* _Stated exercise_
Filter the records below and copy every line containing the word "gratis".
********************
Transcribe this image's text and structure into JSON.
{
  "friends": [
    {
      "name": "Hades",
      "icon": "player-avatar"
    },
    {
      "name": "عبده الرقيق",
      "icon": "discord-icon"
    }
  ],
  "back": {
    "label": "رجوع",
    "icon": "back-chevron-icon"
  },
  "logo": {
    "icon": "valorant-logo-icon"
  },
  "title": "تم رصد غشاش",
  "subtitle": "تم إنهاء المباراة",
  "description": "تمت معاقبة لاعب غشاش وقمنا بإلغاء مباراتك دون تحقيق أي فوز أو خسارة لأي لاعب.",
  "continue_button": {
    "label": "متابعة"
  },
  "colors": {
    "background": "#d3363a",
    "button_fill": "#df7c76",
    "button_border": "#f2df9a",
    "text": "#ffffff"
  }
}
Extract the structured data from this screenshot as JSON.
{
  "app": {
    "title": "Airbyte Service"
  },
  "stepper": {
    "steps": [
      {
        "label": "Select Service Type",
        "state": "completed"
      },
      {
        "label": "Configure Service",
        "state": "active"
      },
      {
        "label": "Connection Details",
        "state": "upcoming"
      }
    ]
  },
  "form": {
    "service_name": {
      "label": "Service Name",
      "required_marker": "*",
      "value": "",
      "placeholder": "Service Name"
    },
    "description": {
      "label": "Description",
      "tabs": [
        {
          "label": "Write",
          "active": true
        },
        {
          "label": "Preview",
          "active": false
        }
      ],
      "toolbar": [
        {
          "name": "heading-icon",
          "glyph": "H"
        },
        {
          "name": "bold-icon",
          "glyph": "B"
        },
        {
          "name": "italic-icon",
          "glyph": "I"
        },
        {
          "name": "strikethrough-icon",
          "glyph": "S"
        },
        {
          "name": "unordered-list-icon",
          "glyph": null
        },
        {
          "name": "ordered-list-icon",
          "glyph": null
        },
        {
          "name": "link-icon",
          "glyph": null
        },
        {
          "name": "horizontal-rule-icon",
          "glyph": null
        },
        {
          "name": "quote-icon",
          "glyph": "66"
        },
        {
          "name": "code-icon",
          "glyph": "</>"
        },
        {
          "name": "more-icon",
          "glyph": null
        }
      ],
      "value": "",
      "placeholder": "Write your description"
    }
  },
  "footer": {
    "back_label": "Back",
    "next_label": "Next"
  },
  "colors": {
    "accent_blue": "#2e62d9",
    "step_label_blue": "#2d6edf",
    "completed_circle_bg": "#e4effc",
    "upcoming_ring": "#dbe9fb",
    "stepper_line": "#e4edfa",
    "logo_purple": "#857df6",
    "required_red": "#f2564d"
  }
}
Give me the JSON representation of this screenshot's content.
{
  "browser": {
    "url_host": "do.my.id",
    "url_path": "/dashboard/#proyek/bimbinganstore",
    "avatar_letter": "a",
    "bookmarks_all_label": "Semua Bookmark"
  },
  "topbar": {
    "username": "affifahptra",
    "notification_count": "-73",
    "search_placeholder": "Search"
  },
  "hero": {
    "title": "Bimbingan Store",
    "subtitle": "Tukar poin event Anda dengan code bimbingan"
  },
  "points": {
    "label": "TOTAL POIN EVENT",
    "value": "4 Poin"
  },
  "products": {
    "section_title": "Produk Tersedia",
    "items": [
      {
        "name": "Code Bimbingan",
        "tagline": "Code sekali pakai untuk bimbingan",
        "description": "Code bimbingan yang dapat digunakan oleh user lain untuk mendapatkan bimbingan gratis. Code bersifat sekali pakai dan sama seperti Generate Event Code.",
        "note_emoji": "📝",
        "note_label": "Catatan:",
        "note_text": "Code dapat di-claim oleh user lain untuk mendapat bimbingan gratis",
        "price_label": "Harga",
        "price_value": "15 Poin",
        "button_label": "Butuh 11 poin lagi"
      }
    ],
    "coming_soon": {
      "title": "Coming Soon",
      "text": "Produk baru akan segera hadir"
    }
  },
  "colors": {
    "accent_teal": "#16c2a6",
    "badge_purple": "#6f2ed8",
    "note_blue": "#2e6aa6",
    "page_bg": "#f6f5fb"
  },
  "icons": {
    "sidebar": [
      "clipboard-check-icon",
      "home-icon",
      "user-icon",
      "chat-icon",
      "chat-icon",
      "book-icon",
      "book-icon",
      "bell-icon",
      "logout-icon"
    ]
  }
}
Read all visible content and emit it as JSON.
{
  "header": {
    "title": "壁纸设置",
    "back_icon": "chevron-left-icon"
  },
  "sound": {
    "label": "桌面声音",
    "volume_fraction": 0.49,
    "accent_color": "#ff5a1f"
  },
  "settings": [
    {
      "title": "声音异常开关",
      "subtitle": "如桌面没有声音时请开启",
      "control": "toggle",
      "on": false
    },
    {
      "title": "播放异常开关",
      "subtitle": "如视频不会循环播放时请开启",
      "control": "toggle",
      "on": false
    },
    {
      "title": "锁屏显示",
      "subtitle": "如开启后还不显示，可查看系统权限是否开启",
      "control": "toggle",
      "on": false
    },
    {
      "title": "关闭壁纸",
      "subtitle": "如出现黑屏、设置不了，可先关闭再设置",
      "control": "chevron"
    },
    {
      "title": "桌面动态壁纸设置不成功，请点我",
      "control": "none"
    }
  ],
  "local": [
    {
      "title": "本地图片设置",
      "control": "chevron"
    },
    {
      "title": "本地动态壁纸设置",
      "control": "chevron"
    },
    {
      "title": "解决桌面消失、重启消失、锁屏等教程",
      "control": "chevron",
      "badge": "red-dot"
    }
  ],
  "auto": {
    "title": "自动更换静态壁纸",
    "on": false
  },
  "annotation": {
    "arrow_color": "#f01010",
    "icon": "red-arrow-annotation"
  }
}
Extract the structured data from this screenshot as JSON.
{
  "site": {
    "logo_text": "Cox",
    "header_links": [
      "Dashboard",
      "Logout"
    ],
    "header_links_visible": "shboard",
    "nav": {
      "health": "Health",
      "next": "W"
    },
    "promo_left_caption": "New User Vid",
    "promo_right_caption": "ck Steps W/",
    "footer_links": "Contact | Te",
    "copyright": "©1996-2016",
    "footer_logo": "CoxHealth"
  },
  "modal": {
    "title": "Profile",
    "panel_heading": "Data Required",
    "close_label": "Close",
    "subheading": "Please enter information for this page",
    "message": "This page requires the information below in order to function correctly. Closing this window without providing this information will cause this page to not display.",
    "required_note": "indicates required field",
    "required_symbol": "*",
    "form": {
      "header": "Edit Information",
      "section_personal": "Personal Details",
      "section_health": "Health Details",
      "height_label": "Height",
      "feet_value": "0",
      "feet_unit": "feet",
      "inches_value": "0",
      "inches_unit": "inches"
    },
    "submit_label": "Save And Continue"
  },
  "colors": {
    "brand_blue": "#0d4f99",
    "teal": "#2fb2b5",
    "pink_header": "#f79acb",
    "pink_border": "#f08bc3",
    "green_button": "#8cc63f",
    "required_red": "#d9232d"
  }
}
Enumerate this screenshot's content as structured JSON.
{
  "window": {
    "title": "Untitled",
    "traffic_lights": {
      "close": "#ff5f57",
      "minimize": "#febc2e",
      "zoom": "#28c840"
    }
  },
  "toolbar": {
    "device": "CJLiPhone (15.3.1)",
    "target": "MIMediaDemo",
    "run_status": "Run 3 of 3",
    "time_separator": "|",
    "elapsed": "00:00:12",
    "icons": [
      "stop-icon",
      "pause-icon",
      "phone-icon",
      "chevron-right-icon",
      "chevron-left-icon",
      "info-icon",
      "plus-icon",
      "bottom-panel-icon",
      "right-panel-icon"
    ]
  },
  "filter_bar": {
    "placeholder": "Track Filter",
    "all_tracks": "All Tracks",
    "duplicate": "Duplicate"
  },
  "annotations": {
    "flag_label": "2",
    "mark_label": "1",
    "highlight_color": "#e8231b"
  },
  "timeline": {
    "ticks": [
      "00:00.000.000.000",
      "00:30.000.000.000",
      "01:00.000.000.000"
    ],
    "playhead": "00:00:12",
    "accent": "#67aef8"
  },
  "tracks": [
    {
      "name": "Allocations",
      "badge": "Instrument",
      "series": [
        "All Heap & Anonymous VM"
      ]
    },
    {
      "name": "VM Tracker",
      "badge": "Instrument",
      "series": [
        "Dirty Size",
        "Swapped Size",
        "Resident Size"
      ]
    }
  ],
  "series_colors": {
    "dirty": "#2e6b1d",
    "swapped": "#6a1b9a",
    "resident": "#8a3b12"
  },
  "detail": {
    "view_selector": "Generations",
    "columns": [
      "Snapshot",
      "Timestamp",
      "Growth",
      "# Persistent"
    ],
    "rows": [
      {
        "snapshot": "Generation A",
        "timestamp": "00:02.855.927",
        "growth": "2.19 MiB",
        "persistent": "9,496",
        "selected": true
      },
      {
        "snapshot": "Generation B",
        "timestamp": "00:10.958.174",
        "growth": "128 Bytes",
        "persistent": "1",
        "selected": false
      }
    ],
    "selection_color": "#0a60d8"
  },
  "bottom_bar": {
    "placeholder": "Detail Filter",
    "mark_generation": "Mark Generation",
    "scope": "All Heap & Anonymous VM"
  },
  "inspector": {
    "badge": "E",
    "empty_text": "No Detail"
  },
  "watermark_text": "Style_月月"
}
********************
* _Response to this exercise_
        "description": "Code bimbingan yang dapat digunakan oleh user lain untuk mendapatkan bimbingan gratis. Code bersifat sekali pakai dan sama seperti Generate Event Code.",
        "note_text": "Code dapat di-claim oleh user lain untuk mendapat bimbingan gratis",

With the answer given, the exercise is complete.